(Layout element annotations)
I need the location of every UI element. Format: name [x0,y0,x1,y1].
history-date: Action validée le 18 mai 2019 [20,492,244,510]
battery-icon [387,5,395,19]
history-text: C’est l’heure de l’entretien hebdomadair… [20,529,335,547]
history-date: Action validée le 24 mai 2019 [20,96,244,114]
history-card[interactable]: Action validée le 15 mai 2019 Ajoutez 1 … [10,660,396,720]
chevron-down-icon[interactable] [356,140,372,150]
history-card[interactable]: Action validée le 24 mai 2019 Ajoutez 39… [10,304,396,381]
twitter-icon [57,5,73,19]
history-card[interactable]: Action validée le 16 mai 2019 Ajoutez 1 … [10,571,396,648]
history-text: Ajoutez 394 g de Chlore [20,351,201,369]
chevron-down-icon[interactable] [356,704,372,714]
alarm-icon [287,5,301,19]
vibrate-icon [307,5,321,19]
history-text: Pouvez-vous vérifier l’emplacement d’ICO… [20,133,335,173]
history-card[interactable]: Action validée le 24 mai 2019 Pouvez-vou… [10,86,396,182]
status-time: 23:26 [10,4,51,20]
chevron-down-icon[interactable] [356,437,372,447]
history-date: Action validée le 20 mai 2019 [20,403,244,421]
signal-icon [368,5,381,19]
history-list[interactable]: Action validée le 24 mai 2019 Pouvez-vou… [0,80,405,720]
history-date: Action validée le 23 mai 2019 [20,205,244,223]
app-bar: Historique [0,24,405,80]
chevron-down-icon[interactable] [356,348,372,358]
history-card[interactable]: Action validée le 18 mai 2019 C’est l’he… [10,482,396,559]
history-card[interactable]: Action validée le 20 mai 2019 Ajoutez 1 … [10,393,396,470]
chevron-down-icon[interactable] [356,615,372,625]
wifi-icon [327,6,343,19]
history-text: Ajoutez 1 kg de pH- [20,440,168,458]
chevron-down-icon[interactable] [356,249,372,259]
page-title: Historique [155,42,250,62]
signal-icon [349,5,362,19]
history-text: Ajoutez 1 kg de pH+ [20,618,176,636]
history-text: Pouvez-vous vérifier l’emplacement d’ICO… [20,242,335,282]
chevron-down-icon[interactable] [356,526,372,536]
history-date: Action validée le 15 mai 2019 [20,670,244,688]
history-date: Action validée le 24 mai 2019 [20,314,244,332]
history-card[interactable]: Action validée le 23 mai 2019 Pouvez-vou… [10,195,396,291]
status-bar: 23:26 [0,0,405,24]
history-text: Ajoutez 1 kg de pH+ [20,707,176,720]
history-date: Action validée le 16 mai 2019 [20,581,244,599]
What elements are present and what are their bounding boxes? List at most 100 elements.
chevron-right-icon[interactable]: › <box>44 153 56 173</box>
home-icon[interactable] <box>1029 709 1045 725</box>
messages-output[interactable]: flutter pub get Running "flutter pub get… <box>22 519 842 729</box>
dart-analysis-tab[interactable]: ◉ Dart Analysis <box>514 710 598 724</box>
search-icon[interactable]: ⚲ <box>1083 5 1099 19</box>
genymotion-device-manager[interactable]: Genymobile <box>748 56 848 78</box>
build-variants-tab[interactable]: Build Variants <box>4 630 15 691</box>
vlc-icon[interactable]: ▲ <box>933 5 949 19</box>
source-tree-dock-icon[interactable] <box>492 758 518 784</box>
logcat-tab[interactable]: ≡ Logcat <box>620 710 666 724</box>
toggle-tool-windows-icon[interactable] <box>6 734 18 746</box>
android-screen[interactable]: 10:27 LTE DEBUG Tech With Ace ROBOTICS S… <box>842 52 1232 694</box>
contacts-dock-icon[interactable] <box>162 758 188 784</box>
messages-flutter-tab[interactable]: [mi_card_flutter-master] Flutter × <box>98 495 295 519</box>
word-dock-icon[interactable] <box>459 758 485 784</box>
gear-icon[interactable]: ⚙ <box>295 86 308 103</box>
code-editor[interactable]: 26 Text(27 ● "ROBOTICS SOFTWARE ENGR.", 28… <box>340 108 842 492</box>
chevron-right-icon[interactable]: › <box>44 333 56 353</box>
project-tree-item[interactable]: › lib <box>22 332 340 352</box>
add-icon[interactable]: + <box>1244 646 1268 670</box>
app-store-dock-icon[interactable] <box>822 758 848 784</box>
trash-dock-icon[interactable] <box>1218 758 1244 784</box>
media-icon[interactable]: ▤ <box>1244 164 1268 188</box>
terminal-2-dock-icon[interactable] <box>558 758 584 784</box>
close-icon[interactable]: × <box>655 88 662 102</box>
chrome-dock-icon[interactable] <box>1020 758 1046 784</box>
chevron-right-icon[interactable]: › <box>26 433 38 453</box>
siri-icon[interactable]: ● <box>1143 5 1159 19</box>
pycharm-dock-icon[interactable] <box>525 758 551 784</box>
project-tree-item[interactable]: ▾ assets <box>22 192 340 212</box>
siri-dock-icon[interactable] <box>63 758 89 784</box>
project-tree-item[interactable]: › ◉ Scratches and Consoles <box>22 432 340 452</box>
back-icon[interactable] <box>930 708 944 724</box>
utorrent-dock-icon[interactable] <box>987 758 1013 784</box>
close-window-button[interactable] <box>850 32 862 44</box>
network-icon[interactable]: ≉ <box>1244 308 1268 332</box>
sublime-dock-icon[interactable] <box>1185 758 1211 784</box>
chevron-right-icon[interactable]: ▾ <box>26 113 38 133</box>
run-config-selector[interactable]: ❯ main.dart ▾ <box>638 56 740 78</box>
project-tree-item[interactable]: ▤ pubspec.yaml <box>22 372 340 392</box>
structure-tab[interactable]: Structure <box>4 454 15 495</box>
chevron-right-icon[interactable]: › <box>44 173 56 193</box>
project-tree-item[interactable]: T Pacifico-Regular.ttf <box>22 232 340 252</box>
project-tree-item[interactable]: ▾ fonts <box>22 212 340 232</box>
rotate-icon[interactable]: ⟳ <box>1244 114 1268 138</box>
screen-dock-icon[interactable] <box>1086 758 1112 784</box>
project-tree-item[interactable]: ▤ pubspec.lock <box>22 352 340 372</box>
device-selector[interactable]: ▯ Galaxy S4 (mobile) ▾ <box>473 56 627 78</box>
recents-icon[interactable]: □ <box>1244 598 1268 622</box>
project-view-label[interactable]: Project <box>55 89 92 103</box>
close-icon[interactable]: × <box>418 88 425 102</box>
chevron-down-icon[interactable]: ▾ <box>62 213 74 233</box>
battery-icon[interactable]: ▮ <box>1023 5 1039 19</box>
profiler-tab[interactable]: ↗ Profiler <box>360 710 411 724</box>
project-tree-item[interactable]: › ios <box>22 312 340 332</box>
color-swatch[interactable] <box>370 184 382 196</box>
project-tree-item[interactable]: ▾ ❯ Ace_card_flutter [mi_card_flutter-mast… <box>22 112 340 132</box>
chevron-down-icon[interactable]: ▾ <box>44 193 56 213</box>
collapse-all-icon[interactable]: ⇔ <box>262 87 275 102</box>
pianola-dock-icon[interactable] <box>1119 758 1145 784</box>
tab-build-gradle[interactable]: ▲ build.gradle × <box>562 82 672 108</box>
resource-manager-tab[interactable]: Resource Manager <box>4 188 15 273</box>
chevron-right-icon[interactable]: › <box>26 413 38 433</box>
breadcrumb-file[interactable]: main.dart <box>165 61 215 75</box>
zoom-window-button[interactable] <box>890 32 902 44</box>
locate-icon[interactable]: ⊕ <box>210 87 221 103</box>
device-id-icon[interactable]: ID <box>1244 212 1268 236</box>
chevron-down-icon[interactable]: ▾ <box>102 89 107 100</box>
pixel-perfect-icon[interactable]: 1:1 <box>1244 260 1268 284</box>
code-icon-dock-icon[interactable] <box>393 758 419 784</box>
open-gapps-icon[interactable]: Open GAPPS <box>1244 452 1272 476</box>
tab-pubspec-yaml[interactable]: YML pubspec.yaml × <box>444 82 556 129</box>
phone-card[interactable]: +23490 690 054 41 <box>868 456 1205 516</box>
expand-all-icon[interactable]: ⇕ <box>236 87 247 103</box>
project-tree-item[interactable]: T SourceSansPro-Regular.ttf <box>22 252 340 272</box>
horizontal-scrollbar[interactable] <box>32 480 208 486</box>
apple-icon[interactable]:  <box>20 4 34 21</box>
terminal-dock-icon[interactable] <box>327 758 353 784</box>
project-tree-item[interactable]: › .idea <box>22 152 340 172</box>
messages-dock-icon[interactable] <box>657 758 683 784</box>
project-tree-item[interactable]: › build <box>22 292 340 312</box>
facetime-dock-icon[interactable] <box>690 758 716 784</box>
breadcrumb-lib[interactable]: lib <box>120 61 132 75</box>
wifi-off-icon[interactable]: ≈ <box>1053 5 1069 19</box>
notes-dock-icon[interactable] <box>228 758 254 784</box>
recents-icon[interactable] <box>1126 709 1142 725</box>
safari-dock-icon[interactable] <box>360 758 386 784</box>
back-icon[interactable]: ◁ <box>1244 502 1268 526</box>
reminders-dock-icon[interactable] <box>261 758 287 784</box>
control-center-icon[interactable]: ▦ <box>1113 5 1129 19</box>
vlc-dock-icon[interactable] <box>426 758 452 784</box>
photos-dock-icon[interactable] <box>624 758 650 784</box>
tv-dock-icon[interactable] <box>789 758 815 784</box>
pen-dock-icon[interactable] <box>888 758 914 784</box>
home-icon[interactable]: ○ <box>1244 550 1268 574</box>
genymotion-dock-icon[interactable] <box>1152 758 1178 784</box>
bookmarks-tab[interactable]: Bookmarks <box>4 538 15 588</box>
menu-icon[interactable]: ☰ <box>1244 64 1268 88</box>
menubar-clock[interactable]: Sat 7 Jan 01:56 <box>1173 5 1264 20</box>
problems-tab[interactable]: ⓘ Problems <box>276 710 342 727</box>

WRITTEN INSTRUCTION >>
Please quote the material from its first line through the line containing "history-date: Action validée le 16", reproducing those lines word for word.

RIGHT ANSWER >>
I need the location of every UI element. Format: name [x0,y0,x1,y1].
history-date: Action validée le 18 mai 2019 [20,492,244,510]
battery-icon [387,5,395,19]
history-text: C’est l’heure de l’entretien hebdomadair… [20,529,335,547]
history-date: Action validée le 24 mai 2019 [20,96,244,114]
history-card[interactable]: Action validée le 15 mai 2019 Ajoutez 1 … [10,660,396,720]
chevron-down-icon[interactable] [356,140,372,150]
history-card[interactable]: Action validée le 24 mai 2019 Ajoutez 39… [10,304,396,381]
twitter-icon [57,5,73,19]
history-card[interactable]: Action validée le 16 mai 2019 Ajoutez 1 … [10,571,396,648]
history-text: Ajoutez 394 g de Chlore [20,351,201,369]
chevron-down-icon[interactable] [356,704,372,714]
alarm-icon [287,5,301,19]
vibrate-icon [307,5,321,19]
history-text: Pouvez-vous vérifier l’emplacement d’ICO… [20,133,335,173]
history-card[interactable]: Action validée le 24 mai 2019 Pouvez-vou… [10,86,396,182]
status-time: 23:26 [10,4,51,20]
chevron-down-icon[interactable] [356,437,372,447]
history-date: Action validée le 20 mai 2019 [20,403,244,421]
signal-icon [368,5,381,19]
history-list[interactable]: Action validée le 24 mai 2019 Pouvez-vou… [0,80,405,720]
history-date: Action validée le 23 mai 2019 [20,205,244,223]
app-bar: Historique [0,24,405,80]
chevron-down-icon[interactable] [356,348,372,358]
history-card[interactable]: Action validée le 18 mai 2019 C’est l’he… [10,482,396,559]
history-card[interactable]: Action validée le 20 mai 2019 Ajoutez 1 … [10,393,396,470]
chevron-down-icon[interactable] [356,615,372,625]
wifi-icon [327,6,343,19]
history-text: Ajoutez 1 kg de pH- [20,440,168,458]
chevron-down-icon[interactable] [356,249,372,259]
page-title: Historique [155,42,250,62]
signal-icon [349,5,362,19]
history-text: Ajoutez 1 kg de pH+ [20,618,176,636]
history-text: Pouvez-vous vérifier l’emplacement d’ICO… [20,242,335,282]
chevron-down-icon[interactable] [356,526,372,536]
history-date: Action validée le 15 mai 2019 [20,670,244,688]
history-date: Action validée le 24 mai 2019 [20,314,244,332]
history-card[interactable]: Action validée le 23 mai 2019 Pouvez-vou… [10,195,396,291]
status-bar: 23:26 [0,0,405,24]
history-text: Ajoutez 1 kg de pH+ [20,707,176,720]
history-date: Action validée le 16 mai 2019 [20,581,244,599]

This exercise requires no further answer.